** start DATA ROWS **
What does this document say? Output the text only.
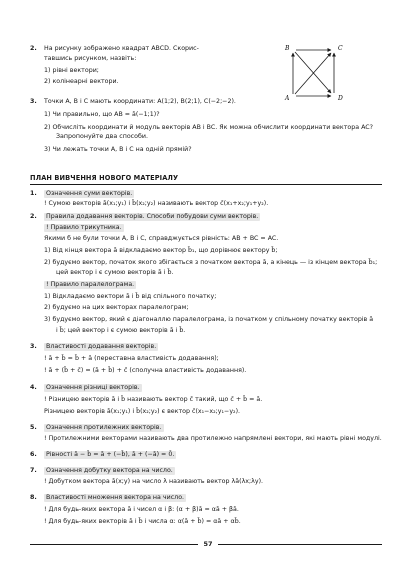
2. На рисунку зображено квадрат ABCD. Скорис-
тавшись рисунком, назвіть:
1) рівні вектори;
2) колінеарні вектори.
B	C
A	D
3. Точки A, B і C мають координати: A(1;2), B(2;1), C(−2;−2).
1) Чи правильно, що AB = ā(−1;1)?
2) Обчисліть координати й модуль векторів AB і BC. Як можна обчислити координати вектора AC?
Запропонуйте два способи.
3) Чи лежать точки A, B і C на одній прямій?
ПЛАН ВИВЧЕННЯ НОВОГО МАТЕРІАЛУ
1.	Означення суми векторів.
! Сумою векторів ā(x₁;y₁) і b̄(x₂;y₂) називають вектор c̄(x₁+x₂;y₁+y₂).
2.	Правила додавання векторів. Способи побудови суми векторів.
! Правило трикутника.
Якими б не були точки A, B і C, справджується рівність: AB + BC = AC.
1) Від кінця вектора ā відкладаємо вектор b̄₁, що дорівнює вектору b̄;
2) будуємо вектор, початок якого збігається з початком вектора ā, а кінець — із кінцем вектора b̄₁;
цей вектор і є сумою векторів ā і b̄.
! Правило паралелограма.
1) Відкладаємо вектори ā і b̄ від спільного початку;
2) будуємо на цих векторах паралелограм;
3) будуємо вектор, який є діагоналлю паралелограма, із початком у спільному початку векторів ā
і b̄; цей вектор і є сумою векторів ā і b̄.
3.	Властивості додавання векторів.
! ā + b̄ = b̄ + ā (переставна властивість додавання);
! ā + (b̄ + c̄) = (ā + b̄) + c̄ (сполучна властивість додавання).
4.	Означення різниці векторів.
! Різницею векторів ā і b̄ називають вектор c̄ такий, що c̄ + b̄ = ā.
Різницею векторів ā(x₁;y₁) і b̄(x₂;y₂) є вектор c̄(x₁−x₂;y₁−y₂).
5.	Означення протилежних векторів.
! Протилежними векторами називають два протилежно напрямлені вектори, які мають рівні модулі.
6.	Рівності ā − b̄ = ā + (−b̄), ā + (−ā) = 0̄.
7.	Означення добутку вектора на число.
! Добутком вектора ā(x;y) на число λ називають вектор λā(λx;λy).
8.	Властивості множення вектора на число.
! Для будь-яких вектора ā і чисел α і β: (α + β)ā = αā + βā.
! Для будь-яких векторів ā і b̄ і числа α: α(ā + b̄) = αā + αb̄.
57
** end DATA ROWS **
* TASK BRIEF
Scan the data above and copy every line with "початком" in it.

* PROBLEM SOLUTION
2) будуємо вектор, початок якого збігається з початком вектора ā, а кінець — із кінцем вектора b̄₁;
3) будуємо вектор, який є діагоналлю паралелограма, із початком у спільному початку векторів ā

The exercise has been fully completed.